**TASK INSTRUCTIONS:**
a – Copy the stretch of the lasso pipeline excerpt from "The interactive tool" through "sizes at once.".
b – Answer these questions using the lasso pipeline excerpt:
(i) Which file from StereoMap does SAW reanalyze lasso use to extract region expression matrices?
(ii) Which parameter can accept a list of INTs to produce matrices with multiple bin sizes at once?
(iii) What bin sizes does the example command set?

**DOCUMENT EXCERPT:**

============================================================

The interactive tool in StereoMap can manually delineate closed regions of interest. It needs SAW reanalyze lasso to extract feature expression matrices of regions, using the GeoJSON from StereoMap.

Run the pipeline for lasso, and set up the command as below:

saw reanalyze lasso \
    --gef=/path/to/input/GEF \
    --lasso-geojson=/path/to/lasso/GeoJSON \
    --bin-size=1,20,50 \
    --output=/path/to/output/lasso

--bin-size parameter can accept a list of INTs to generate expression matrices with multiple bin sizes at once.

Lasso outputs based on bin GEF are listed:

lasso
├── <label1>
│       ├── SN.<label1>.label.gef  ##lasso GEF of bin1
│       └── segmentation
│              ├── SN.lasso.<bin_size_list[0]>.<label1>.gem.gz  ##GEM of lasso area of different bin sizes
│              ...

============================================================

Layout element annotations
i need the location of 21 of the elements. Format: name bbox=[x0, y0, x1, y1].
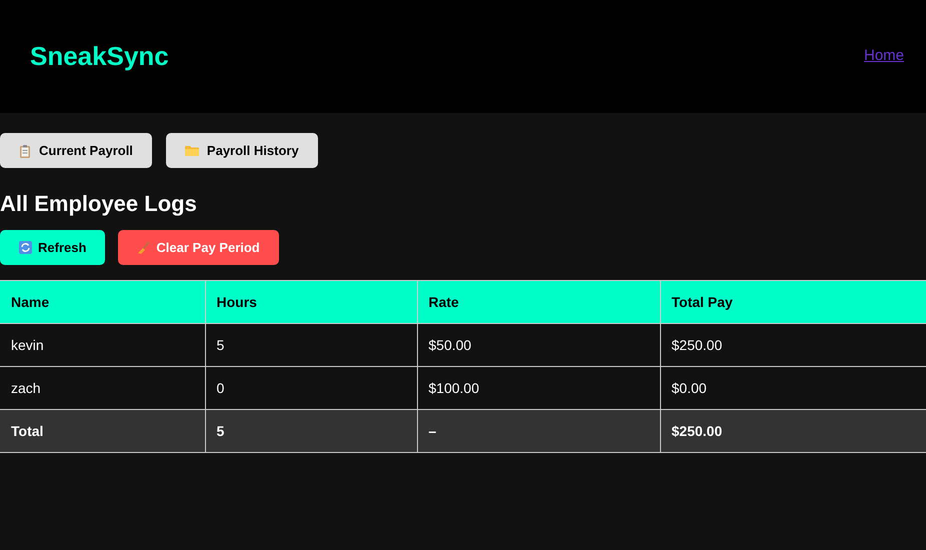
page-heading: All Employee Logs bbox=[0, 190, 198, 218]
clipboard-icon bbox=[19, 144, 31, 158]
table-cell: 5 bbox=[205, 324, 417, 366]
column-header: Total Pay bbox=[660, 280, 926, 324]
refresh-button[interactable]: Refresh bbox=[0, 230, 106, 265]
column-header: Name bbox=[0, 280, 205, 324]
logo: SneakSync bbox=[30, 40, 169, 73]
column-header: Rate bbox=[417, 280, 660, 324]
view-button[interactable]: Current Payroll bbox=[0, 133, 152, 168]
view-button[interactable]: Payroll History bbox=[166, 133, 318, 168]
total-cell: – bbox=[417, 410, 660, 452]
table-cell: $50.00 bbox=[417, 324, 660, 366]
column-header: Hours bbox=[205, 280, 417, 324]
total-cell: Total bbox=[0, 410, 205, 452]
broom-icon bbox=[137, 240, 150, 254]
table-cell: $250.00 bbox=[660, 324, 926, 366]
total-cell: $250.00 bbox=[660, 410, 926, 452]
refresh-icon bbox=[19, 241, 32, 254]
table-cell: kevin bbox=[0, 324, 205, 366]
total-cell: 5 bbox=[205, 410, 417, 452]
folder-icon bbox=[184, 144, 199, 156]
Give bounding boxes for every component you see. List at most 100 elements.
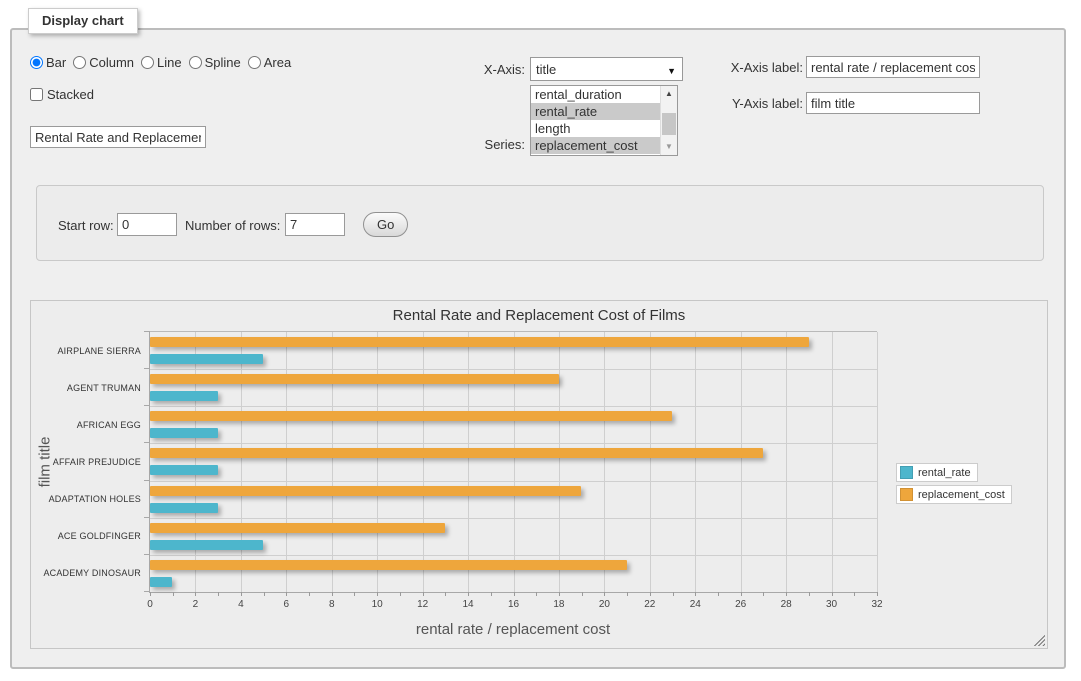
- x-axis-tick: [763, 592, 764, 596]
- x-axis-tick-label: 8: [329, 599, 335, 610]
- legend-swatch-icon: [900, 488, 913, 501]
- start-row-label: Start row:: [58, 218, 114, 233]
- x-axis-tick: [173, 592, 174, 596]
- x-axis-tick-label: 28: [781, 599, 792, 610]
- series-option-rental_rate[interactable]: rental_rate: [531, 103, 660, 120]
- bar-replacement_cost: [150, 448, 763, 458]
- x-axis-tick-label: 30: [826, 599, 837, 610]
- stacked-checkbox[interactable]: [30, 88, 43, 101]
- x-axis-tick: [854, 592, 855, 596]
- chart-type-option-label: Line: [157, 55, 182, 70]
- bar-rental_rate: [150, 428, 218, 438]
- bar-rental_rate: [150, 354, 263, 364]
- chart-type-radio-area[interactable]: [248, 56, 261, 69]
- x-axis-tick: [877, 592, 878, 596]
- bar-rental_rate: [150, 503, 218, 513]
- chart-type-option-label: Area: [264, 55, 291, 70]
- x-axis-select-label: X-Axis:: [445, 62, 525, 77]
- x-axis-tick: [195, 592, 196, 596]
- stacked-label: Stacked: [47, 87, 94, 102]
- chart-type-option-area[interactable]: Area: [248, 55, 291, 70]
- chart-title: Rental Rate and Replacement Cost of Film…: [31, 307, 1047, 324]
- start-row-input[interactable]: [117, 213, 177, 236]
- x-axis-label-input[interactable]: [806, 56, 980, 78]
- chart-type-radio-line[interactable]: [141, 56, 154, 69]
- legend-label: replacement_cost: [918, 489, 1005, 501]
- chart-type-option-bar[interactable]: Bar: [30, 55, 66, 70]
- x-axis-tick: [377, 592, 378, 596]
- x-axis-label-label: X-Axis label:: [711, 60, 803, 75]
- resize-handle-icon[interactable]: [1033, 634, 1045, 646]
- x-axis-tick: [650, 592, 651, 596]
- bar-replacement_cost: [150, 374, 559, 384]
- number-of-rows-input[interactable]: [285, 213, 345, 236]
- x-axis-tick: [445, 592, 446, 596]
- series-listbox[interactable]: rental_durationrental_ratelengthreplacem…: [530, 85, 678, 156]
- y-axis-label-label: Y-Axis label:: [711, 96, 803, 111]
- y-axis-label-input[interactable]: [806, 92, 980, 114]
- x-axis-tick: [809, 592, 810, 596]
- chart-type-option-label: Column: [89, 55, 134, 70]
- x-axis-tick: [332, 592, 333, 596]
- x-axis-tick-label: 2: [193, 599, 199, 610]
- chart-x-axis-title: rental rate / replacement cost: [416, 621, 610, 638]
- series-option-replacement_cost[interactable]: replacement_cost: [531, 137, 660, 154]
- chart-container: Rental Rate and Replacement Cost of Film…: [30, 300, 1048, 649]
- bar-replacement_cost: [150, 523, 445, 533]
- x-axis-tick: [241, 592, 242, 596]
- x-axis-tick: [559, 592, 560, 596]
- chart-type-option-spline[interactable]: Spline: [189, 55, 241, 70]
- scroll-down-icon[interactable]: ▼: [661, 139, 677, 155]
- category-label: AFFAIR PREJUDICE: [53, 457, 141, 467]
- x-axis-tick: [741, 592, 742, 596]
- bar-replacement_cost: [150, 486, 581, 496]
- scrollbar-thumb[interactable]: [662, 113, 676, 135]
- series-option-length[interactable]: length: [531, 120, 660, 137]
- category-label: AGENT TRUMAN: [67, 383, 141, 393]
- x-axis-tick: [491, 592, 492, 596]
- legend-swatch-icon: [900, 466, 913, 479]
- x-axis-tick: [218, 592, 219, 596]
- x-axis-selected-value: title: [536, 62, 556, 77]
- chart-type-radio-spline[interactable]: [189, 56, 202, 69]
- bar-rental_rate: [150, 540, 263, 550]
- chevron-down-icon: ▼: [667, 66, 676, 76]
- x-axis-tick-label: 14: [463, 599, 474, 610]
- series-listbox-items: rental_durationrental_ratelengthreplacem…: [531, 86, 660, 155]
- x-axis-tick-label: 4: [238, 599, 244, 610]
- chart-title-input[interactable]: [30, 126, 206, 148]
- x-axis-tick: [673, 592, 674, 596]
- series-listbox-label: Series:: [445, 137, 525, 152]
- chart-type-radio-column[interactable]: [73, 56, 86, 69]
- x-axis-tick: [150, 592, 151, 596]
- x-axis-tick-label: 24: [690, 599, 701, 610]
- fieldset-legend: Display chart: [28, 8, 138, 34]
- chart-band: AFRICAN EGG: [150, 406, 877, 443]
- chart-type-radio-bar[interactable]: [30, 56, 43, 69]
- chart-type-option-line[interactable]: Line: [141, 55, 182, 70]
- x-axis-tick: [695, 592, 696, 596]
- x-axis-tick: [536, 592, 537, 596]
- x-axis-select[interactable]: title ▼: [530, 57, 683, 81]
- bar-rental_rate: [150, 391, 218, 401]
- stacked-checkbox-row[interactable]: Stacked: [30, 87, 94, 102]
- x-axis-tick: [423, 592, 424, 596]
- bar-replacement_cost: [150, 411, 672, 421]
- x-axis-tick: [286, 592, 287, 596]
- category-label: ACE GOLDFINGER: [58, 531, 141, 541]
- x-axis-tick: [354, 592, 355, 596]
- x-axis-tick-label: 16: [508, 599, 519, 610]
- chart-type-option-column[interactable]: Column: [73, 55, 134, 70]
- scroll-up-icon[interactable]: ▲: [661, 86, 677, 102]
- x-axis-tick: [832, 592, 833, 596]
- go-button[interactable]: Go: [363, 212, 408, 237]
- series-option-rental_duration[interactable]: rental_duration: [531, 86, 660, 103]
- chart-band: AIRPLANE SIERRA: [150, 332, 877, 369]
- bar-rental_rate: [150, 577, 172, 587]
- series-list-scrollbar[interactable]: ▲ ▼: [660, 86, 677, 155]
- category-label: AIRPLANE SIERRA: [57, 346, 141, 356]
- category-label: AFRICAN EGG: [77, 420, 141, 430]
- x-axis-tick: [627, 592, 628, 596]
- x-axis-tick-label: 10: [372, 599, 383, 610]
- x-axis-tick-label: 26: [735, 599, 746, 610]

============================================================

**SOLUTIONS TO THE PROBLEMS:**
a –
The interactive tool in StereoMap can manually delineate closed regions of interest. It needs SAW reanalyze lasso to extract feature expression matrices of regions, using the GeoJSON from StereoMap.

Run the pipeline for lasso, and set up the command as below:

saw reanalyze lasso \
    --gef=/path/to/input/GEF \
    --lasso-geojson=/path/to/lasso/GeoJSON \
    --bin-size=1,20,50 \
    --output=/path/to/output/lasso

--bin-size parameter can accept a list of INTs to generate expression matrices with multiple bin sizes at once.

b –
(i) The GeoJSON from StereoMap.
(ii) The --bin-size parameter.
(iii) 1, 20 and 50.